Write out every entry exactly as it appears.

### EXTRACTED ENTRIES
━━━━━━━━━━

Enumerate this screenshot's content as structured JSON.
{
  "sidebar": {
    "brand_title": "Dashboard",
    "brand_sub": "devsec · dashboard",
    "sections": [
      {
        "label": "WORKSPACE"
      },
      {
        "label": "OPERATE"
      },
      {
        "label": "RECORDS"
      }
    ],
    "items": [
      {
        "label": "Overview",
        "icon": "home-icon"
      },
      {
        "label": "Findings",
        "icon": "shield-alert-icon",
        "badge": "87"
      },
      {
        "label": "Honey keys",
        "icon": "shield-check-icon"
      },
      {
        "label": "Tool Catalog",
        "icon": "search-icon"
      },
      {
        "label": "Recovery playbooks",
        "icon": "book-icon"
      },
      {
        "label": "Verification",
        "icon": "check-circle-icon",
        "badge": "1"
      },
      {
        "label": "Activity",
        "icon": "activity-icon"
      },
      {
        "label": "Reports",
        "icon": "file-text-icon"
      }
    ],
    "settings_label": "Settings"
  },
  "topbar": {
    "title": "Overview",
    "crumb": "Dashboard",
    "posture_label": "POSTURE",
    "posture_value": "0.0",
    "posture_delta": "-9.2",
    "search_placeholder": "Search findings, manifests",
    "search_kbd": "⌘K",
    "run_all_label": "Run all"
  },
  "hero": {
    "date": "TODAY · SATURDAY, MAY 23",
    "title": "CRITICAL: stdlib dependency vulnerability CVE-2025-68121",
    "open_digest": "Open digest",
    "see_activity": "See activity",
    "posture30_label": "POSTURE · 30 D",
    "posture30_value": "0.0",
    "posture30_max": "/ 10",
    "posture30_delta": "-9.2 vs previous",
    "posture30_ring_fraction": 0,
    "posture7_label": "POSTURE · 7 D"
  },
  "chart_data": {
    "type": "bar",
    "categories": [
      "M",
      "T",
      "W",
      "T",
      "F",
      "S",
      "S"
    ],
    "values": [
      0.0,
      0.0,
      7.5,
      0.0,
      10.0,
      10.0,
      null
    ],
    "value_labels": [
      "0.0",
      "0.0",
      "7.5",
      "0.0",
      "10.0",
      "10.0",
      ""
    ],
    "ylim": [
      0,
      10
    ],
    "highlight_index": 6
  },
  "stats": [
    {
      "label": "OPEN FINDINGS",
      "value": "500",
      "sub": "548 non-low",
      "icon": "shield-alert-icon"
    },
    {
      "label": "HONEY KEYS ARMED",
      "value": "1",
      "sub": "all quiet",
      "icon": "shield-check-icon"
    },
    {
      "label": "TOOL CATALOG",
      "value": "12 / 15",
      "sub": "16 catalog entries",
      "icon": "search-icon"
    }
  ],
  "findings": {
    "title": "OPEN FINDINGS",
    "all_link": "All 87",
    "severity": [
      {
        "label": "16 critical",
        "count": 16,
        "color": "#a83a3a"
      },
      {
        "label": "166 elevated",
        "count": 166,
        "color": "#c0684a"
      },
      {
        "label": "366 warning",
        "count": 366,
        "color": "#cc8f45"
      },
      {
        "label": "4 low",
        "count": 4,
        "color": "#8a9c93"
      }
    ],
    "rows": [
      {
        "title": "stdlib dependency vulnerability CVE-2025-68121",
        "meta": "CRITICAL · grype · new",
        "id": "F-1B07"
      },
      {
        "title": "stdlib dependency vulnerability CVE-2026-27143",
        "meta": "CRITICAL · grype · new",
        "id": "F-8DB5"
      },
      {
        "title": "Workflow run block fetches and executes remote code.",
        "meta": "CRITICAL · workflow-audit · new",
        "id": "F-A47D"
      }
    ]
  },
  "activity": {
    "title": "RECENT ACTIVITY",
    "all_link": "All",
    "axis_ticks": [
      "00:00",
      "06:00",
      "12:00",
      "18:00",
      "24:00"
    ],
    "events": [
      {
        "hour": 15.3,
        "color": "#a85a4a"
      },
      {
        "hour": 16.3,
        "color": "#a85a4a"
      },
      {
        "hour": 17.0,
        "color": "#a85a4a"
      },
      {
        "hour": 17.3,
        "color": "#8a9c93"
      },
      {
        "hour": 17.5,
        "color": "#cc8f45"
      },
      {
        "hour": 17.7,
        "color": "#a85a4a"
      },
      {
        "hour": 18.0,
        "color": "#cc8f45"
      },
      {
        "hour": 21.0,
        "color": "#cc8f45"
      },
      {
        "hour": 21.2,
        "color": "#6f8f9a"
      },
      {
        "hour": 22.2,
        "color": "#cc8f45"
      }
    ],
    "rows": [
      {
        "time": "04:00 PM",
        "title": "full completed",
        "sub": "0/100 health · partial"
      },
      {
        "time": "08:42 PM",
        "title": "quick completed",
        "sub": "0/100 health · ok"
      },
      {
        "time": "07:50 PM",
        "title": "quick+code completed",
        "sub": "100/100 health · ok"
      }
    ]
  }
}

━━━━━━━━━━

### OUTPUT BELOW
Enumerate this screenshot's content as structured JSON.
{
  "sidebar": {
    "brand_title": "Dashboard",
    "brand_sub": "devsec · dashboard",
    "sections": [
      {
        "label": "WORKSPACE"
      },
      {
        "label": "OPERATE"
      },
      {
        "label": "RECORDS"
      }
    ],
    "items": [
      {
        "label": "Overview",
        "icon": "home-icon"
      },
      {
        "label": "Findings",
        "icon": "shield-alert-icon",
        "badge": "87"
      },
      {
        "label": "Honey keys",
        "icon": "shield-check-icon"
      },
      {
        "label": "Tool Catalog",
        "icon": "search-icon"
      },
      {
        "label": "Recovery playbooks",
        "icon": "book-icon"
      },
      {
        "label": "Verification",
        "icon": "check-circle-icon",
        "badge": "1"
      },
      {
        "label": "Activity",
        "icon": "activity-icon"
      },
      {
        "label": "Reports",
        "icon": "file-text-icon"
      }
    ],
    "settings_label": "Settings"
  },
  "topbar": {
    "title": "Overview",
    "crumb": "Dashboard",
    "posture_label": "POSTURE",
    "posture_value": "0.0",
    "posture_delta": "-9.2",
    "search_placeholder": "Search findings, manifests",
    "search_kbd": "⌘K",
    "run_all_label": "Run all"
  },
  "hero": {
    "date": "TODAY · SATURDAY, MAY 23",
    "title": "CRITICAL: stdlib dependency vulnerability CVE-2025-68121",
    "open_digest": "Open digest",
    "see_activity": "See activity",
    "posture30_label": "POSTURE · 30 D",
    "posture30_value": "0.0",
    "posture30_max": "/ 10",
    "posture30_delta": "-9.2 vs previous",
    "posture30_ring_fraction": 0,
    "posture7_label": "POSTURE · 7 D"
  },
  "chart_data": {
    "type": "bar",
    "categories": [
      "M",
      "T",
      "W",
      "T",
      "F",
      "S",
      "S"
    ],
    "values": [
      0.0,
      0.0,
      7.5,
      0.0,
      10.0,
      10.0,
      null
    ],
    "value_labels": [
      "0.0",
      "0.0",
      "7.5",
      "0.0",
      "10.0",
      "10.0",
      ""
    ],
    "ylim": [
      0,
      10
    ],
    "highlight_index": 6
  },
  "stats": [
    {
      "label": "OPEN FINDINGS",
      "value": "500",
      "sub": "548 non-low",
      "icon": "shield-alert-icon"
    },
    {
      "label": "HONEY KEYS ARMED",
      "value": "1",
      "sub": "all quiet",
      "icon": "shield-check-icon"
    },
    {
      "label": "TOOL CATALOG",
      "value": "12 / 15",
      "sub": "16 catalog entries",
      "icon": "search-icon"
    }
  ],
  "findings": {
    "title": "OPEN FINDINGS",
    "all_link": "All 87",
    "severity": [
      {
        "label": "16 critical",
        "count": 16,
        "color": "#a83a3a"
      },
      {
        "label": "166 elevated",
        "count": 166,
        "color": "#c0684a"
      },
      {
        "label": "366 warning",
        "count": 366,
        "color": "#cc8f45"
      },
      {
        "label": "4 low",
        "count": 4,
        "color": "#8a9c93"
      }
    ],
    "rows": [
      {
        "title": "stdlib dependency vulnerability CVE-2025-68121",
        "meta": "CRITICAL · grype · new",
        "id": "F-1B07"
      },
      {
        "title": "stdlib dependency vulnerability CVE-2026-27143",
        "meta": "CRITICAL · grype · new",
        "id": "F-8DB5"
      },
      {
        "title": "Workflow run block fetches and executes remote code.",
        "meta": "CRITICAL · workflow-audit · new",
        "id": "F-A47D"
      }
    ]
  },
  "activity": {
    "title": "RECENT ACTIVITY",
    "all_link": "All",
    "axis_ticks": [
      "00:00",
      "06:00",
      "12:00",
      "18:00",
      "24:00"
    ],
    "events": [
      {
        "hour": 15.3,
        "color": "#a85a4a"
      },
      {
        "hour": 16.3,
        "color": "#a85a4a"
      },
      {
        "hour": 17.0,
        "color": "#a85a4a"
      },
      {
        "hour": 17.3,
        "color": "#8a9c93"
      },
      {
        "hour": 17.5,
        "color": "#cc8f45"
      },
      {
        "hour": 17.7,
        "color": "#a85a4a"
      },
      {
        "hour": 18.0,
        "color": "#cc8f45"
      },
      {
        "hour": 21.0,
        "color": "#cc8f45"
      },
      {
        "hour": 21.2,
        "color": "#6f8f9a"
      },
      {
        "hour": 22.2,
        "color": "#cc8f45"
      }
    ],
    "rows": [
      {
        "time": "04:00 PM",
        "title": "full completed",
        "sub": "0/100 health · partial"
      },
      {
        "time": "08:42 PM",
        "title": "quick completed",
        "sub": "0/100 health · ok"
      },
      {
        "time": "07:50 PM",
        "title": "quick+code completed",
        "sub": "100/100 health · ok"
      }
    ]
  }
}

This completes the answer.